THE TASK
Determine the number of lines in the data that include the word "footer", and write only that number.

(Entries with figure data)
## BEGIN

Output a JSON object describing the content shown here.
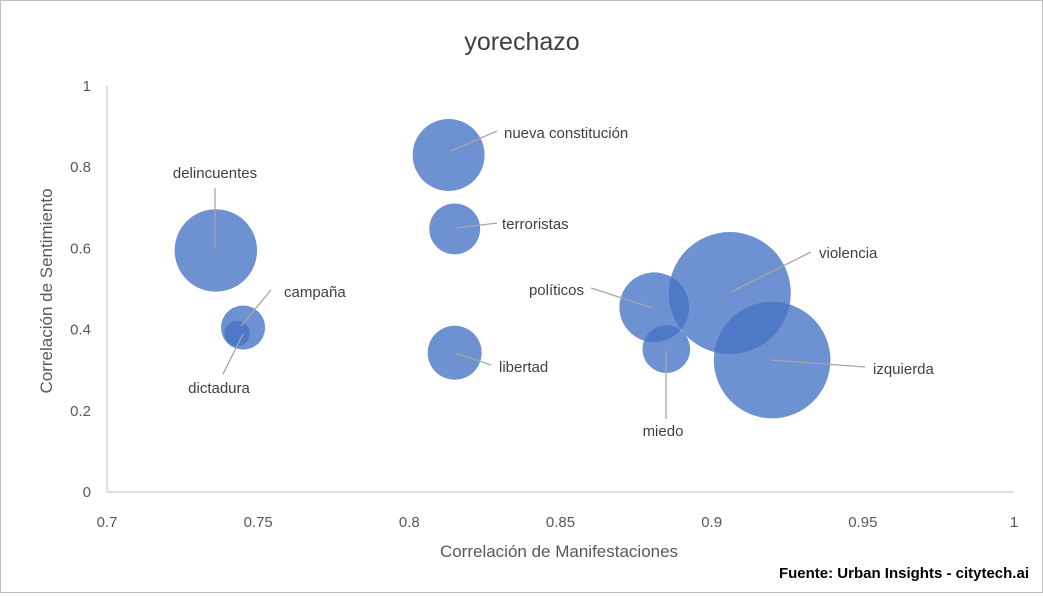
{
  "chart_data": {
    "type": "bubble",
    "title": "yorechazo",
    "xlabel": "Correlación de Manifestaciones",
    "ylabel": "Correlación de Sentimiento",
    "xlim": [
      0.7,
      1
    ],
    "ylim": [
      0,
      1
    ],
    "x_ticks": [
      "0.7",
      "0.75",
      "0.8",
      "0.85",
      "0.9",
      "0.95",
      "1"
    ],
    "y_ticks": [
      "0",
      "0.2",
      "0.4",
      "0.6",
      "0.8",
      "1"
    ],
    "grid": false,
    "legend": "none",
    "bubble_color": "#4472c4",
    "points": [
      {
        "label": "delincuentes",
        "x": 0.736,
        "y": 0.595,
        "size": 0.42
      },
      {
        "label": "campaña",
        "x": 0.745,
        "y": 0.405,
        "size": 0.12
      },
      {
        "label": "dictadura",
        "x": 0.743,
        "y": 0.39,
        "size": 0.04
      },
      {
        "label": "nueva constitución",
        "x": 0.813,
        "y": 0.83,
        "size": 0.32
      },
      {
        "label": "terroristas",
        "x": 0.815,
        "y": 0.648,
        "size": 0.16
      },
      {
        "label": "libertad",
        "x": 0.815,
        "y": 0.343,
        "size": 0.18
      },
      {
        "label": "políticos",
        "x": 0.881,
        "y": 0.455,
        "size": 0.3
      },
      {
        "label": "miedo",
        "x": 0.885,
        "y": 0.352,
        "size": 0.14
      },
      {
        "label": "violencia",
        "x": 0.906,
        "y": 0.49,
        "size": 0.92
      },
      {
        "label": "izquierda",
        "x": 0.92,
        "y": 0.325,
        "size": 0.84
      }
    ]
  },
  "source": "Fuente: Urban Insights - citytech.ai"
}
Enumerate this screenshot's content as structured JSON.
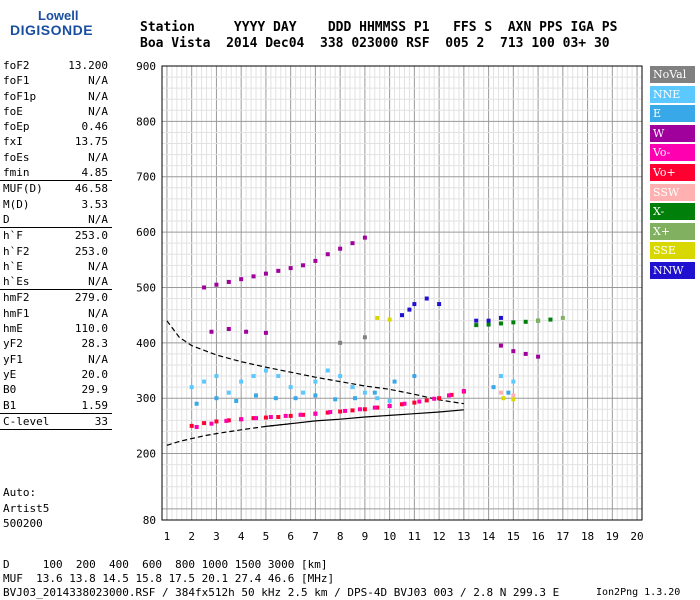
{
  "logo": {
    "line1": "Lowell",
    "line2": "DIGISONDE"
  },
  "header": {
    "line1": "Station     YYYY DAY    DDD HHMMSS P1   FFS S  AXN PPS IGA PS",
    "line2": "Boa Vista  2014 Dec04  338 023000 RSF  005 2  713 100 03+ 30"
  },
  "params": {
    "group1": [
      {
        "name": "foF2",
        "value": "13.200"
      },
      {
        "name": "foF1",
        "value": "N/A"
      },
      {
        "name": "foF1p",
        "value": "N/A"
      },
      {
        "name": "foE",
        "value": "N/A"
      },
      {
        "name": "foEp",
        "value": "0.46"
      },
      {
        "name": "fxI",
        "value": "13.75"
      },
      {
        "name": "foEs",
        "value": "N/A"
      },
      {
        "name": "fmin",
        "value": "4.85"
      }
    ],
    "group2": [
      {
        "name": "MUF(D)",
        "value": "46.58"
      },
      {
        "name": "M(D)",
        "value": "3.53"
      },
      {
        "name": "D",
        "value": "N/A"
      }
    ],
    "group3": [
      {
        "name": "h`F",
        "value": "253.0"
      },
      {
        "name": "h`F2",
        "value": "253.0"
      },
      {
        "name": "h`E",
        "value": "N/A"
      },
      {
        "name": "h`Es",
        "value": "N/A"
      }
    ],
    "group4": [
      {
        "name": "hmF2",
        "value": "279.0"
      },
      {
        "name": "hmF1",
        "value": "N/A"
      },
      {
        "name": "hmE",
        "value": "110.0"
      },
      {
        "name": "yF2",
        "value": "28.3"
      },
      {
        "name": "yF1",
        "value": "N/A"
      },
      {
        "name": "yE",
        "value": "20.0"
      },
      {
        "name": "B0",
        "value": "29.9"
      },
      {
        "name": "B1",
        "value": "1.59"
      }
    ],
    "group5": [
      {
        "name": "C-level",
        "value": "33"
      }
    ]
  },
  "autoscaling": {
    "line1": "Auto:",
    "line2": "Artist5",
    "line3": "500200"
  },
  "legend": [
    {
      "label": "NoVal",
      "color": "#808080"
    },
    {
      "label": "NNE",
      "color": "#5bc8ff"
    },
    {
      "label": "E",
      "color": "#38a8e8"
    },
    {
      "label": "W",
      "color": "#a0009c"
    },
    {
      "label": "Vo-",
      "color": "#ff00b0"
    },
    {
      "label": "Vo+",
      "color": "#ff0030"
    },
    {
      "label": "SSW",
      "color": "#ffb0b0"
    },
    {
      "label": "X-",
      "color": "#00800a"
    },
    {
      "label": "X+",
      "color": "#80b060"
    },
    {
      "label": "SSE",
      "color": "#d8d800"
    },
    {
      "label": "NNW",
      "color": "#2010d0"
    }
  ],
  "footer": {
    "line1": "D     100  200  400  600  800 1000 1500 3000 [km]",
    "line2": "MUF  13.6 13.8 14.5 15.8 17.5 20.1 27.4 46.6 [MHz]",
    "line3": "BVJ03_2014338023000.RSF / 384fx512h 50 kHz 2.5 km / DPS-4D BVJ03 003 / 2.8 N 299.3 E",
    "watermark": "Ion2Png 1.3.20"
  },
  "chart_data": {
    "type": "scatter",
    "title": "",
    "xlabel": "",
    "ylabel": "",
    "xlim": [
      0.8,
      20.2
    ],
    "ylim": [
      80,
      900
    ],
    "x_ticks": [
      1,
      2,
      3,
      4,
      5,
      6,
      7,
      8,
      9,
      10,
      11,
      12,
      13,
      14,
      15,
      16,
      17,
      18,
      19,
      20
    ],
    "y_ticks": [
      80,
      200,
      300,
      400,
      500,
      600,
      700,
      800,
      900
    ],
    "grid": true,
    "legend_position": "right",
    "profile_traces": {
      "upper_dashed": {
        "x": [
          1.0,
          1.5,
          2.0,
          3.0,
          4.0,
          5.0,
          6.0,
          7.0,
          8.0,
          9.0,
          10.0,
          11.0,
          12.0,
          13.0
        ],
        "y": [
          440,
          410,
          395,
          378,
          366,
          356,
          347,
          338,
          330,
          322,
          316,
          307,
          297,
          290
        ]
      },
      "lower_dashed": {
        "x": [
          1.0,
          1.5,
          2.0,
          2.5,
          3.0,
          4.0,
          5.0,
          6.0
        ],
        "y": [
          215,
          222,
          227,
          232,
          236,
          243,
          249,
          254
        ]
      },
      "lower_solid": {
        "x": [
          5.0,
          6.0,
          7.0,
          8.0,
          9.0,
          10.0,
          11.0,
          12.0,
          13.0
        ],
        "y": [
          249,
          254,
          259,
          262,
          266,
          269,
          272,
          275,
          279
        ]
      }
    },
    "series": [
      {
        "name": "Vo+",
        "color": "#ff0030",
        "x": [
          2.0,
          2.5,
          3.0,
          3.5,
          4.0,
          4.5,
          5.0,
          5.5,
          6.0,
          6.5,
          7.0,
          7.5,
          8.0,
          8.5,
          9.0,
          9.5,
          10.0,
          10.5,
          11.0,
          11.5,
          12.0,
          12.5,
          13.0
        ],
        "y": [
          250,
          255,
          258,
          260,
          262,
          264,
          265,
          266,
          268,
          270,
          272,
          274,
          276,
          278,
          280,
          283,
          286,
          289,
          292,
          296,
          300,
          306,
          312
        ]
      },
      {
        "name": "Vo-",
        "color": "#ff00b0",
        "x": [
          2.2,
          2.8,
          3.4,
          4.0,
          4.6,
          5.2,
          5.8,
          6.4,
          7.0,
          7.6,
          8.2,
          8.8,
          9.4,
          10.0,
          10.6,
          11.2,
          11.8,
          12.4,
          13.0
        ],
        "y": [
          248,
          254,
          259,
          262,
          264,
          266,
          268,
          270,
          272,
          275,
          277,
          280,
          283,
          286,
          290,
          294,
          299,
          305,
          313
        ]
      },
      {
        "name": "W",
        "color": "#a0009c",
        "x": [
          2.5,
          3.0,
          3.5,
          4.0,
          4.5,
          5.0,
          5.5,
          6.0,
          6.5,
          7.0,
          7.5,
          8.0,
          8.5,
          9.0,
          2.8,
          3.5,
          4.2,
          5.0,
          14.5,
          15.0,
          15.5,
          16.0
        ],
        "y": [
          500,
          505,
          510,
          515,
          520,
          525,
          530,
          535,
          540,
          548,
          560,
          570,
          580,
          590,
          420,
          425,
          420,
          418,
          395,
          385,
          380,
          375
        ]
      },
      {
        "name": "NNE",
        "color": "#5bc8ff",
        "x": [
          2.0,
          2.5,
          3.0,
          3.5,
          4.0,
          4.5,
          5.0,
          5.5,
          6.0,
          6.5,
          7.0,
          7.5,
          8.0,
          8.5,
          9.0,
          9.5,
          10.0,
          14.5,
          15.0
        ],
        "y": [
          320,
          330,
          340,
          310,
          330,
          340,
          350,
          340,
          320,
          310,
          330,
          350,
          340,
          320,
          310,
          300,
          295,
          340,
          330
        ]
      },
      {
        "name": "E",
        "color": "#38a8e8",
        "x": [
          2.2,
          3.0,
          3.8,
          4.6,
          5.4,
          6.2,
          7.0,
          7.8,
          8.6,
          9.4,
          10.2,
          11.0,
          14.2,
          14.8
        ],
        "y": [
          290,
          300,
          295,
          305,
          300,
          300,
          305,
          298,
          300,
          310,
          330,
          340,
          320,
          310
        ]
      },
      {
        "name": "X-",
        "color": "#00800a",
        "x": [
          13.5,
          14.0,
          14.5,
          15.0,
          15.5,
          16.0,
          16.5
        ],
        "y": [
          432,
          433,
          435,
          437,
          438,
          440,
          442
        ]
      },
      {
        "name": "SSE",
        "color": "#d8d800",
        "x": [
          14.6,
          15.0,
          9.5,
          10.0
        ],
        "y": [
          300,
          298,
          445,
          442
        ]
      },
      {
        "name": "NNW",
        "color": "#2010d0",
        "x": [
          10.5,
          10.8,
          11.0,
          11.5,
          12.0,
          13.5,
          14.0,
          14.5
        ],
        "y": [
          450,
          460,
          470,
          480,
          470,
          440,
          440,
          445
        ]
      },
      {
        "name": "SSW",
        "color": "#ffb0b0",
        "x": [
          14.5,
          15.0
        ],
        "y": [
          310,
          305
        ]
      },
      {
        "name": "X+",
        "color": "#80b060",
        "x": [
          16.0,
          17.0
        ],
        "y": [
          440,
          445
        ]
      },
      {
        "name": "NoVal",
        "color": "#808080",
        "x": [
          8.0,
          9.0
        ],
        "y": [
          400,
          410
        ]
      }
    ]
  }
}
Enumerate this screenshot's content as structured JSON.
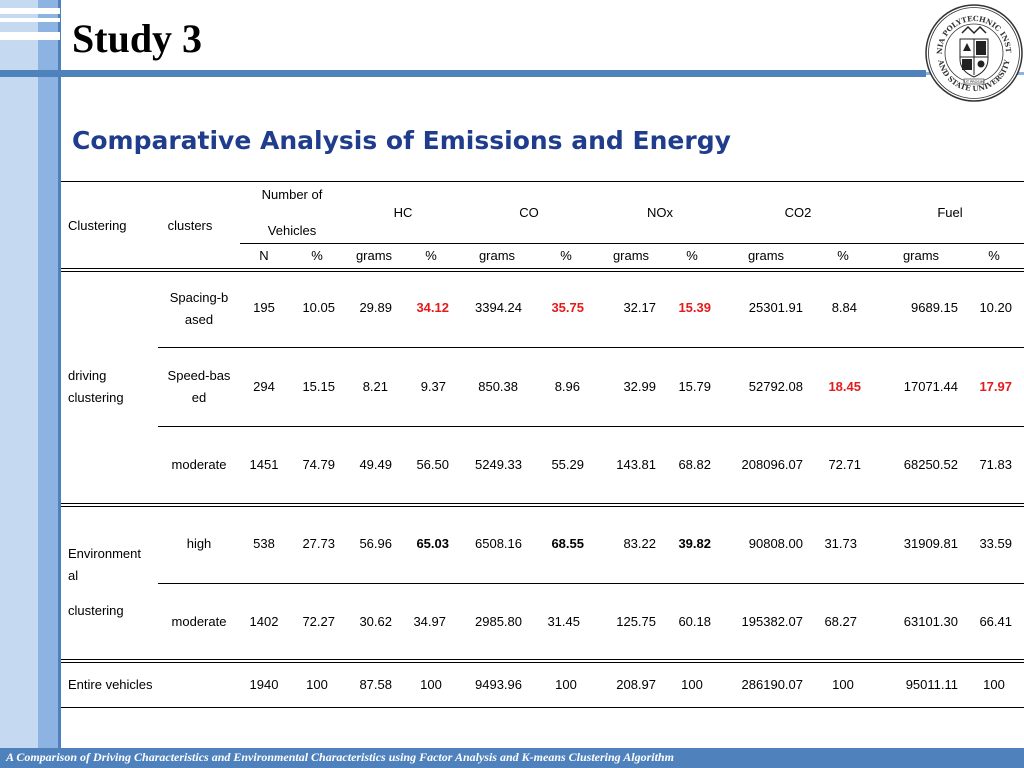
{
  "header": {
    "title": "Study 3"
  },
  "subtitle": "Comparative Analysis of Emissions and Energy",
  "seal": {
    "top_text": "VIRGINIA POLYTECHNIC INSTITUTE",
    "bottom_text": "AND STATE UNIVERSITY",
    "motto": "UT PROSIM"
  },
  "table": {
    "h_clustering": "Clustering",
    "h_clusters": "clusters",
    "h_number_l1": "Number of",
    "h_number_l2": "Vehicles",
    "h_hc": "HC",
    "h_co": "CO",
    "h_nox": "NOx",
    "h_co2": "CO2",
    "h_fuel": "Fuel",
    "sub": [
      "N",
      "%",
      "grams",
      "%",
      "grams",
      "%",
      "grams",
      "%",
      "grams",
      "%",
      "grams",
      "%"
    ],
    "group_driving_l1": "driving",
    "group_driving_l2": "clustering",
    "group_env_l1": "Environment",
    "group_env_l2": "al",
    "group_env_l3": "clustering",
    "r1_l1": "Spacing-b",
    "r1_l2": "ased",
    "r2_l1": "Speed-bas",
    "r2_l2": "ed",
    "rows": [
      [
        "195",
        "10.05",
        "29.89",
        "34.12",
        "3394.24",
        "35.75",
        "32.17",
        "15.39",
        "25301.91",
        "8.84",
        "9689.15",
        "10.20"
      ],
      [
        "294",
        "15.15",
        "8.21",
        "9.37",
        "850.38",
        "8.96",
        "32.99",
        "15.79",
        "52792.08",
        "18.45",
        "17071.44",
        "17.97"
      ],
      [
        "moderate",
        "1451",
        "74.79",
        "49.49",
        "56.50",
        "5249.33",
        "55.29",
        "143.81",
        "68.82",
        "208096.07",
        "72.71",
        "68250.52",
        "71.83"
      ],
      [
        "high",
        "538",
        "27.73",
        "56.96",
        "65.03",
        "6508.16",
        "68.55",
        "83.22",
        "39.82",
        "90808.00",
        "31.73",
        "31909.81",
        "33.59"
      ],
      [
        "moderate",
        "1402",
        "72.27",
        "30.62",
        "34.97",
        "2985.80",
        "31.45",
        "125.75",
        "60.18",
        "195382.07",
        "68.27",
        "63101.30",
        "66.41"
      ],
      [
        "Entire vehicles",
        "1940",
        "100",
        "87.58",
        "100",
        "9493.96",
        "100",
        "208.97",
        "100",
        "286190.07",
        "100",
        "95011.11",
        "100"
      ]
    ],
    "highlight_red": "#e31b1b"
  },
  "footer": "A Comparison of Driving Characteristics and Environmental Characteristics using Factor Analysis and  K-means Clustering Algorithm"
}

## END

COMPLETE OUTPUT
2